:: RECORD SET ::
□ □ □ □ □

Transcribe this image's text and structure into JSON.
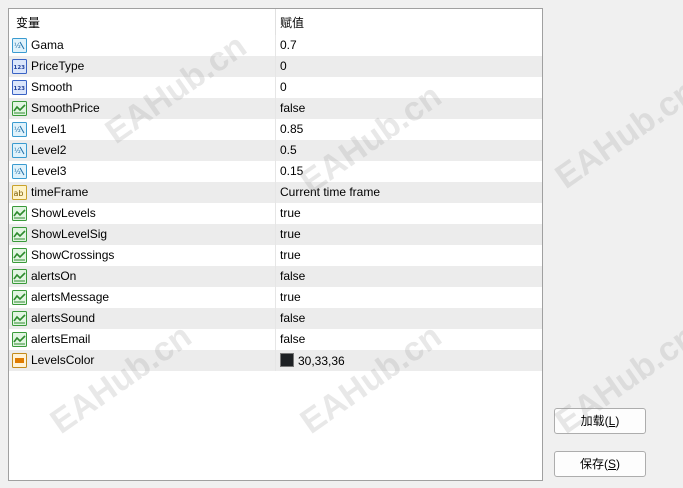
{
  "header": {
    "col_name": "变量",
    "col_value": "赋值"
  },
  "rows": [
    {
      "name": "Gama",
      "value": "0.7",
      "icon": "double-value-icon"
    },
    {
      "name": "PriceType",
      "value": "0",
      "icon": "integer-value-icon"
    },
    {
      "name": "Smooth",
      "value": "0",
      "icon": "integer-value-icon"
    },
    {
      "name": "SmoothPrice",
      "value": "false",
      "icon": "boolean-value-icon"
    },
    {
      "name": "Level1",
      "value": "0.85",
      "icon": "double-value-icon"
    },
    {
      "name": "Level2",
      "value": "0.5",
      "icon": "double-value-icon"
    },
    {
      "name": "Level3",
      "value": "0.15",
      "icon": "double-value-icon"
    },
    {
      "name": "timeFrame",
      "value": "Current time frame",
      "icon": "enum-value-icon"
    },
    {
      "name": "ShowLevels",
      "value": "true",
      "icon": "boolean-value-icon"
    },
    {
      "name": "ShowLevelSig",
      "value": "true",
      "icon": "boolean-value-icon"
    },
    {
      "name": "ShowCrossings",
      "value": "true",
      "icon": "boolean-value-icon"
    },
    {
      "name": "alertsOn",
      "value": "false",
      "icon": "boolean-value-icon"
    },
    {
      "name": "alertsMessage",
      "value": "true",
      "icon": "boolean-value-icon"
    },
    {
      "name": "alertsSound",
      "value": "false",
      "icon": "boolean-value-icon"
    },
    {
      "name": "alertsEmail",
      "value": "false",
      "icon": "boolean-value-icon"
    },
    {
      "name": "LevelsColor",
      "value": "30,33,36",
      "icon": "color-value-icon",
      "swatch": "#1e2124"
    }
  ],
  "buttons": {
    "load_label": "加载(",
    "load_key": "L",
    "load_close": ")",
    "save_label": "保存(",
    "save_key": "S",
    "save_close": ")"
  },
  "watermark": "EAHub.cn"
}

□ □ □ □ □

:: TASK TO COMPLETE ::
Give all the lines above again, character for character, without pictures.

:: RESULT OF THIS TASK ::
Transcribe this image's text and structure into JSON.
{
  "header": {
    "col_name": "变量",
    "col_value": "赋值"
  },
  "rows": [
    {
      "name": "Gama",
      "value": "0.7",
      "icon": "double-value-icon"
    },
    {
      "name": "PriceType",
      "value": "0",
      "icon": "integer-value-icon"
    },
    {
      "name": "Smooth",
      "value": "0",
      "icon": "integer-value-icon"
    },
    {
      "name": "SmoothPrice",
      "value": "false",
      "icon": "boolean-value-icon"
    },
    {
      "name": "Level1",
      "value": "0.85",
      "icon": "double-value-icon"
    },
    {
      "name": "Level2",
      "value": "0.5",
      "icon": "double-value-icon"
    },
    {
      "name": "Level3",
      "value": "0.15",
      "icon": "double-value-icon"
    },
    {
      "name": "timeFrame",
      "value": "Current time frame",
      "icon": "enum-value-icon"
    },
    {
      "name": "ShowLevels",
      "value": "true",
      "icon": "boolean-value-icon"
    },
    {
      "name": "ShowLevelSig",
      "value": "true",
      "icon": "boolean-value-icon"
    },
    {
      "name": "ShowCrossings",
      "value": "true",
      "icon": "boolean-value-icon"
    },
    {
      "name": "alertsOn",
      "value": "false",
      "icon": "boolean-value-icon"
    },
    {
      "name": "alertsMessage",
      "value": "true",
      "icon": "boolean-value-icon"
    },
    {
      "name": "alertsSound",
      "value": "false",
      "icon": "boolean-value-icon"
    },
    {
      "name": "alertsEmail",
      "value": "false",
      "icon": "boolean-value-icon"
    },
    {
      "name": "LevelsColor",
      "value": "30,33,36",
      "icon": "color-value-icon",
      "swatch": "#1e2124"
    }
  ],
  "buttons": {
    "load_label": "加载(",
    "load_key": "L",
    "load_close": ")",
    "save_label": "保存(",
    "save_key": "S",
    "save_close": ")"
  },
  "watermark": "EAHub.cn"
}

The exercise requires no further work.